__Rows from a figure dataset__:
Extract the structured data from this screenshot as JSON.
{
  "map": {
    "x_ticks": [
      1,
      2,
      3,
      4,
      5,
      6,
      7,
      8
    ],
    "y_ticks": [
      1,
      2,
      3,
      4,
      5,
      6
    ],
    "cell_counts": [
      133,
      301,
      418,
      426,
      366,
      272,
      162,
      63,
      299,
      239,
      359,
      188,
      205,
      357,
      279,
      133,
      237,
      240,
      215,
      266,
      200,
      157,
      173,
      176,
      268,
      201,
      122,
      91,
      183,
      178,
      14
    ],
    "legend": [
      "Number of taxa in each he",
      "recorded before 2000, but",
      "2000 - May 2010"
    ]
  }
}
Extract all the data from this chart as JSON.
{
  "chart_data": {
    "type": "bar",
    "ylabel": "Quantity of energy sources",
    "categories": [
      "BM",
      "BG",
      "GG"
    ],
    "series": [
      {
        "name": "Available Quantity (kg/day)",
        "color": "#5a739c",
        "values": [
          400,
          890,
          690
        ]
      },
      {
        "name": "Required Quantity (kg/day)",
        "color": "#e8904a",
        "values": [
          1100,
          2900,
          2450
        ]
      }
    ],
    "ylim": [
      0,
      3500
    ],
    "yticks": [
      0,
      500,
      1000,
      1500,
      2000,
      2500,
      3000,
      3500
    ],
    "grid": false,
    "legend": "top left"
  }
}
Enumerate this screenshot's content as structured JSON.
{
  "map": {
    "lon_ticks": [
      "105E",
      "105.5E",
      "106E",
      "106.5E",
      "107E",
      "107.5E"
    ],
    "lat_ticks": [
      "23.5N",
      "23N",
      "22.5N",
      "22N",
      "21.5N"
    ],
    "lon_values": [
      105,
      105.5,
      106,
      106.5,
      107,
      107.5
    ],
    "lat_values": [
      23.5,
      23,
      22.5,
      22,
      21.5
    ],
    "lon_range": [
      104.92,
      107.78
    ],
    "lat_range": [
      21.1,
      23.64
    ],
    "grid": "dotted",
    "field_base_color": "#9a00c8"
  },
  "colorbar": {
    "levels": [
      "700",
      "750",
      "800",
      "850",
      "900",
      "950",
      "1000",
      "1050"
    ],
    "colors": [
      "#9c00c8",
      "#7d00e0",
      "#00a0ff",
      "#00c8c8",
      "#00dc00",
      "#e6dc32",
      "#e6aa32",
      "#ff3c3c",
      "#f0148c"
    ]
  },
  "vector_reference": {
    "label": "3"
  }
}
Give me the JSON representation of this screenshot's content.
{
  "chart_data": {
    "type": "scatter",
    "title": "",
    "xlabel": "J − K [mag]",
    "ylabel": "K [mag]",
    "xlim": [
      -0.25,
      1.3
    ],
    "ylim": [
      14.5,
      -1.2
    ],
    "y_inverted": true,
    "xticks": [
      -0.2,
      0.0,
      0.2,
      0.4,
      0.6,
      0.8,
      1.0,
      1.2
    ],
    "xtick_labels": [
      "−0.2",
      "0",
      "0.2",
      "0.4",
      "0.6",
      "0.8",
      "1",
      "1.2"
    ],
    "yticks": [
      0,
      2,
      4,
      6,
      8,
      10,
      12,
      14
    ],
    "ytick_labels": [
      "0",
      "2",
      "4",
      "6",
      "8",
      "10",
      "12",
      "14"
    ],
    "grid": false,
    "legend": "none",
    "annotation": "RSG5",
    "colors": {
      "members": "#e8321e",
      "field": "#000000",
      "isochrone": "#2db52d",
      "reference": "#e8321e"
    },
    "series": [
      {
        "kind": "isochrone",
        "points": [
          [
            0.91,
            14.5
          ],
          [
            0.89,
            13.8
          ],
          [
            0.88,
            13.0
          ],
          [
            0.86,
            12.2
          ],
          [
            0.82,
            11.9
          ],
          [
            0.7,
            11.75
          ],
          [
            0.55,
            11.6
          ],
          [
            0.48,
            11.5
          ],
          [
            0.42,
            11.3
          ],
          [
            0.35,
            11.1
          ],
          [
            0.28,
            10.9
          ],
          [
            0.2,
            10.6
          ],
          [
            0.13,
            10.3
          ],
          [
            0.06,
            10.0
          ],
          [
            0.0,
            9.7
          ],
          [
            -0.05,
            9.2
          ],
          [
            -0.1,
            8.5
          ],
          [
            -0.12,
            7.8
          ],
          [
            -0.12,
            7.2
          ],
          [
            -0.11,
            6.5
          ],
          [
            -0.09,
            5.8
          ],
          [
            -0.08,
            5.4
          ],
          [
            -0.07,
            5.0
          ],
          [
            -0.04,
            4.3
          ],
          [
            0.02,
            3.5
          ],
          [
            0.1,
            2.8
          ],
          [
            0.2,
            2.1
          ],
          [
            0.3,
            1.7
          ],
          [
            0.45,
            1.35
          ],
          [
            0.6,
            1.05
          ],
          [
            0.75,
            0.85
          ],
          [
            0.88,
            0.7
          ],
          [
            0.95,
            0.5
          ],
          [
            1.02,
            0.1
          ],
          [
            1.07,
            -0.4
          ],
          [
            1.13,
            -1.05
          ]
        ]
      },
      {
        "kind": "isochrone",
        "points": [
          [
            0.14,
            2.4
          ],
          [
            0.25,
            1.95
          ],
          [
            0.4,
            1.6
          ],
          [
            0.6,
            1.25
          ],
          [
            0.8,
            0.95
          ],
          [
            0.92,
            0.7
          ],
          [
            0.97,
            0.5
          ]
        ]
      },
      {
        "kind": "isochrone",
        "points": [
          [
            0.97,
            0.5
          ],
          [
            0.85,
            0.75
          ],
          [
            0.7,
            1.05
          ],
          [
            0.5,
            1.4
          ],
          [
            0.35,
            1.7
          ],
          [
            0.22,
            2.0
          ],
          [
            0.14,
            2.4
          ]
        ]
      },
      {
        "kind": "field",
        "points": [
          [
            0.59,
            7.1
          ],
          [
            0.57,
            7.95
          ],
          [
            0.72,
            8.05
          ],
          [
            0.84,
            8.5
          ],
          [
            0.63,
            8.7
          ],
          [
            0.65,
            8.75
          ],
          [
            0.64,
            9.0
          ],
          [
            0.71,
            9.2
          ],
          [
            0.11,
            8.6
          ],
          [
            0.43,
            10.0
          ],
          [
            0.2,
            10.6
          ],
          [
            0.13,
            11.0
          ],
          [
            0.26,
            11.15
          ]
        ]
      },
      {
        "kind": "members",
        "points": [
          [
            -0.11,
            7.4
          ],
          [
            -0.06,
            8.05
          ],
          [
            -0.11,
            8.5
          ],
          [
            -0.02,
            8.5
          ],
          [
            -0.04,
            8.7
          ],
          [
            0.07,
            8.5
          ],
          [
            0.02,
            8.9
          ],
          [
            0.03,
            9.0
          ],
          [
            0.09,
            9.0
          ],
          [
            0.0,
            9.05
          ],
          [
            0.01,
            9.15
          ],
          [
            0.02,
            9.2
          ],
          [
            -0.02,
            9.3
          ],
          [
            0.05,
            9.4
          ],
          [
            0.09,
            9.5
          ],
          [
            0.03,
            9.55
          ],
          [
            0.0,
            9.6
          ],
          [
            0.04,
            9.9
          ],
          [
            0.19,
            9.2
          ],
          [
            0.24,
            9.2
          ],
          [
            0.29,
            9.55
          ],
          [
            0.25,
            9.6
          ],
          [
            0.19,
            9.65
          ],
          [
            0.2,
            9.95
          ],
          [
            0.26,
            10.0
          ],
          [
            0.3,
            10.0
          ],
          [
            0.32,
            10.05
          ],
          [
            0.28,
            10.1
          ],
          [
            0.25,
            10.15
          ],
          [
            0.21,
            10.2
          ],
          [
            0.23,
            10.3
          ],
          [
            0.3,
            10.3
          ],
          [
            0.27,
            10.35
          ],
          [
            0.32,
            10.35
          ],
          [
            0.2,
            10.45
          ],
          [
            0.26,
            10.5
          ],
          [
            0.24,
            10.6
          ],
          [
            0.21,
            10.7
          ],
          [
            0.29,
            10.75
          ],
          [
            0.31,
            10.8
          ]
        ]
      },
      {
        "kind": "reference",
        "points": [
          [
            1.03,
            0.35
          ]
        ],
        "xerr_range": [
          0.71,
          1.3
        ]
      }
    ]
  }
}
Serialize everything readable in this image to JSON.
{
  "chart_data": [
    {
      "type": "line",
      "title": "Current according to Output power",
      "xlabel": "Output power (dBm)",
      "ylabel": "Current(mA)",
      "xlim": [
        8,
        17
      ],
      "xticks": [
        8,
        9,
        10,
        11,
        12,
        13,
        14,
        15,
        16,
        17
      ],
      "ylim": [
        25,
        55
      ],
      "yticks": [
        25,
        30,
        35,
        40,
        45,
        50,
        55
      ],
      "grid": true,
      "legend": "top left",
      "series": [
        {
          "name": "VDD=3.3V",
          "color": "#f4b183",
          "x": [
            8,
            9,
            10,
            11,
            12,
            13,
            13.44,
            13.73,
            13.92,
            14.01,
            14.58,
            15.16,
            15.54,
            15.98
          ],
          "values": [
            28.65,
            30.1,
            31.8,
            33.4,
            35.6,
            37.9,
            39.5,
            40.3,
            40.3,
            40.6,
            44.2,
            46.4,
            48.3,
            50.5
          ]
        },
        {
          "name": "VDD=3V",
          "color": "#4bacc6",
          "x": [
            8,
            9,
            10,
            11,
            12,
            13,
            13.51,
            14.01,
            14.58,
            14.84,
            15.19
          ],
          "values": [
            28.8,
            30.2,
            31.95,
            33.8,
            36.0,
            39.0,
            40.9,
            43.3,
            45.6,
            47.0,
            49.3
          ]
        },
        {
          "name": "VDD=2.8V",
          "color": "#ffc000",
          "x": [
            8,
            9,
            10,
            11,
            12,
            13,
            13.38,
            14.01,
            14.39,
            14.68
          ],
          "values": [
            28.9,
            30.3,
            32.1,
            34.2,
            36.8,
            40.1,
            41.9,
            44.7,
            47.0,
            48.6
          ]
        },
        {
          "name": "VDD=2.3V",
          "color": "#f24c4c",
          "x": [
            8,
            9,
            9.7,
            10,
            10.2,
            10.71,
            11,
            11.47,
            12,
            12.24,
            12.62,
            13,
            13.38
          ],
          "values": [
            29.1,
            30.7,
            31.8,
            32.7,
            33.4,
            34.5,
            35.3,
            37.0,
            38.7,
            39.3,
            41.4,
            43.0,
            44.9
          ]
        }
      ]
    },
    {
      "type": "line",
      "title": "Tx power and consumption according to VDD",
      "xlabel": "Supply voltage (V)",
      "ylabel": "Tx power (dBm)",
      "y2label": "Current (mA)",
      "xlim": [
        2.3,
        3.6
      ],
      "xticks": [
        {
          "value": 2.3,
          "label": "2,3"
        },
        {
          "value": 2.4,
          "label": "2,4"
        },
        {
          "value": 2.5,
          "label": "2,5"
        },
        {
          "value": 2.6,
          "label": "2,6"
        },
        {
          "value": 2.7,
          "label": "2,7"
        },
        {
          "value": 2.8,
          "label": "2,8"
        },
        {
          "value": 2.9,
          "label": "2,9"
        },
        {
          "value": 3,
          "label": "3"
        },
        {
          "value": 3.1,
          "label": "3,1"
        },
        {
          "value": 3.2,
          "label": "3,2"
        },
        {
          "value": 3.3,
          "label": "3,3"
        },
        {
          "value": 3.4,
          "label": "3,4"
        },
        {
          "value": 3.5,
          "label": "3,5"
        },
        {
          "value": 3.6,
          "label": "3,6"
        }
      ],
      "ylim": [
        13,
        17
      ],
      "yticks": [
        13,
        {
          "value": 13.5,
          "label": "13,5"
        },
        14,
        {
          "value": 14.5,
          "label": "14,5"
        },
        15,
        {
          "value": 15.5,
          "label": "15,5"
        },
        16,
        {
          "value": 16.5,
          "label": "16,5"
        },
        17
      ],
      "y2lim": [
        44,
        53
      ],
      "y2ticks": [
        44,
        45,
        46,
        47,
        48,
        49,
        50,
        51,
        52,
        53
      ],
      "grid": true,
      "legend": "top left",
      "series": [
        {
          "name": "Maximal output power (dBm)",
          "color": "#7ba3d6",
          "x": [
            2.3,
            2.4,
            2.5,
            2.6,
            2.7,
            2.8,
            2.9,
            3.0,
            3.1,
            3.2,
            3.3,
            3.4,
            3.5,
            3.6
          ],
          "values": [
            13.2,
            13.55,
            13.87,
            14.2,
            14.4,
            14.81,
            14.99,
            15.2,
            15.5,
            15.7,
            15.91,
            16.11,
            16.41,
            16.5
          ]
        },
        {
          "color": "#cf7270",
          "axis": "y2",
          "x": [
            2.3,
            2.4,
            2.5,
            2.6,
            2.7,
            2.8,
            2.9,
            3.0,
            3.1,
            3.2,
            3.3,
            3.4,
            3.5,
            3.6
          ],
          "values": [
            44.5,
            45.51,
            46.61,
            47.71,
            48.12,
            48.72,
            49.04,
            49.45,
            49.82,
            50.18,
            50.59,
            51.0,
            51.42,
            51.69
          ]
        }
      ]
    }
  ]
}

__Your task__:
In the records above, locate every line with the string "Extract" and copy it.

__Answer for this exercise__:
Extract the structured data from this screenshot as JSON.
Extract all the data from this chart as JSON.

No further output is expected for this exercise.